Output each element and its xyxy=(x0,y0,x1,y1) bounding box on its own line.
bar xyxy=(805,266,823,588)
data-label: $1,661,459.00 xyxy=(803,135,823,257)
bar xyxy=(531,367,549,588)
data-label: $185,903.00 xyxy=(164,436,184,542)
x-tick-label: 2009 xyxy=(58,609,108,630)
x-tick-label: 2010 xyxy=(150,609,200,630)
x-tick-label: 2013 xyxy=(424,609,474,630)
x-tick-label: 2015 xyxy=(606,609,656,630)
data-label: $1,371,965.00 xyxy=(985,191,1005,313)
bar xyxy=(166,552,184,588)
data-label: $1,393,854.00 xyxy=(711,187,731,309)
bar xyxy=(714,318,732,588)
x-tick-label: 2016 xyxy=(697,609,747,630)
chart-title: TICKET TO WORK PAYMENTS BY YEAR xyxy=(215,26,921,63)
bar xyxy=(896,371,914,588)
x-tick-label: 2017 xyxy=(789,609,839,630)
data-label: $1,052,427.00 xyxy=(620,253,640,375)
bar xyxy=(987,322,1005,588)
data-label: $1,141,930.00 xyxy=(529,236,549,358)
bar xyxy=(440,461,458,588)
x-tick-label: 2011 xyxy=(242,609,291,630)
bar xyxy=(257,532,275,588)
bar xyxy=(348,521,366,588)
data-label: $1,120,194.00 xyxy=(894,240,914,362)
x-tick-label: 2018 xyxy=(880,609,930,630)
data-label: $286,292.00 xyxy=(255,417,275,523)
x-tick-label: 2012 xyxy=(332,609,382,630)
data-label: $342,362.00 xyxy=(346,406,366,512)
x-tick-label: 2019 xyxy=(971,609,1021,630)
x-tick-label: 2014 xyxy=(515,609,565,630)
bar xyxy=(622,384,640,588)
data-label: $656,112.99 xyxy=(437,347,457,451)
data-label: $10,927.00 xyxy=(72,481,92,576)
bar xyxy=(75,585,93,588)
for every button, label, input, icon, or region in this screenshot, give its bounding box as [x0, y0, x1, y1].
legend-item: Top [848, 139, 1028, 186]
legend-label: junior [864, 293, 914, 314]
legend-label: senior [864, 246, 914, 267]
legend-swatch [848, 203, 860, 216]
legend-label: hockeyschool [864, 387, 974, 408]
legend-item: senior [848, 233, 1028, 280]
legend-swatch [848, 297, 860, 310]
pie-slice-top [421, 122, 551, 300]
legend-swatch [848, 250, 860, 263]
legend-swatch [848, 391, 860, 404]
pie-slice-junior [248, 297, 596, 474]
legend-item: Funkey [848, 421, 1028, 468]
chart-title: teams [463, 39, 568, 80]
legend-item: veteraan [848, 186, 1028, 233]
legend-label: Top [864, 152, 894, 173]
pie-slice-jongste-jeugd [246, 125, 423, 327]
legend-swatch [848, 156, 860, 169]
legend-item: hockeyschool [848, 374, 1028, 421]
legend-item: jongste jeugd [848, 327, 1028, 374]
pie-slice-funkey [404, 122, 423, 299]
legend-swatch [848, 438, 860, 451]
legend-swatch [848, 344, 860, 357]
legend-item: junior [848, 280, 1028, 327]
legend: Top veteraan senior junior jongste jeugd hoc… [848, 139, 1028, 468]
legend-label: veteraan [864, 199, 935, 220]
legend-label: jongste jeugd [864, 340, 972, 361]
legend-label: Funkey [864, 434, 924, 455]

REQUIREMENT: Set out all of the rows above as a numbered list, skipping any blank lines.

EXERCISE OUTPUT:
1. Output each element and its xyxy=(x0,y0,x1,y1) bounding box on its own line.
2. bar xyxy=(805,266,823,588)
3. data-label: $1,661,459.00 xyxy=(803,135,823,257)
4. bar xyxy=(531,367,549,588)
5. data-label: $185,903.00 xyxy=(164,436,184,542)
6. x-tick-label: 2009 xyxy=(58,609,108,630)
7. x-tick-label: 2010 xyxy=(150,609,200,630)
8. x-tick-label: 2013 xyxy=(424,609,474,630)
9. x-tick-label: 2015 xyxy=(606,609,656,630)
10. data-label: $1,371,965.00 xyxy=(985,191,1005,313)
11. bar xyxy=(166,552,184,588)
12. data-label: $1,393,854.00 xyxy=(711,187,731,309)
13. bar xyxy=(714,318,732,588)
14. x-tick-label: 2016 xyxy=(697,609,747,630)
15. chart-title: TICKET TO WORK PAYMENTS BY YEAR xyxy=(215,26,921,63)
16. bar xyxy=(896,371,914,588)
17. x-tick-label: 2017 xyxy=(789,609,839,630)
18. data-label: $1,052,427.00 xyxy=(620,253,640,375)
19. bar xyxy=(987,322,1005,588)
20. data-label: $1,141,930.00 xyxy=(529,236,549,358)
21. bar xyxy=(440,461,458,588)
22. x-tick-label: 2011 xyxy=(242,609,291,630)
23. bar xyxy=(257,532,275,588)
24. bar xyxy=(348,521,366,588)
25. data-label: $1,120,194.00 xyxy=(894,240,914,362)
26. x-tick-label: 2018 xyxy=(880,609,930,630)
27. data-label: $286,292.00 xyxy=(255,417,275,523)
28. x-tick-label: 2012 xyxy=(332,609,382,630)
29. data-label: $342,362.00 xyxy=(346,406,366,512)
30. x-tick-label: 2019 xyxy=(971,609,1021,630)
31. x-tick-label: 2014 xyxy=(515,609,565,630)
32. bar xyxy=(622,384,640,588)
33. data-label: $656,112.99 xyxy=(437,347,457,451)
34. data-label: $10,927.00 xyxy=(72,481,92,576)
35. bar xyxy=(75,585,93,588)
36. for every button, label, input, icon, or region in this screenshot, give its bounding box as [x0, y0, x1, y1].
37. legend-item: Top [848, 139, 1028, 186]
38. legend-label: junior [864, 293, 914, 314]
39. legend-label: senior [864, 246, 914, 267]
40. legend-swatch [848, 203, 860, 216]
41. legend-label: hockeyschool [864, 387, 974, 408]
42. legend-item: senior [848, 233, 1028, 280]
43. legend-swatch [848, 297, 860, 310]
44. pie-slice-top [421, 122, 551, 300]
45. legend-swatch [848, 250, 860, 263]
46. legend-swatch [848, 391, 860, 404]
47. pie-slice-junior [248, 297, 596, 474]
48. legend-item: Funkey [848, 421, 1028, 468]
49. chart-title: teams [463, 39, 568, 80]
50. legend-item: veteraan [848, 186, 1028, 233]
51. legend-label: Top [864, 152, 894, 173]
52. pie-slice-jongste-jeugd [246, 125, 423, 327]
53. legend-swatch [848, 156, 860, 169]
54. legend-item: hockeyschool [848, 374, 1028, 421]
55. legend-item: jongste jeugd [848, 327, 1028, 374]
56. pie-slice-funkey [404, 122, 423, 299]
57. legend-swatch [848, 438, 860, 451]
58. legend-swatch [848, 344, 860, 357]
59. legend-item: junior [848, 280, 1028, 327]
60. legend: Top veteraan senior junior jongste jeugd hoc… [848, 139, 1028, 468]
61. legend-label: veteraan [864, 199, 935, 220]
62. legend-label: jongste jeugd [864, 340, 972, 361]
63. legend-label: Funkey [864, 434, 924, 455]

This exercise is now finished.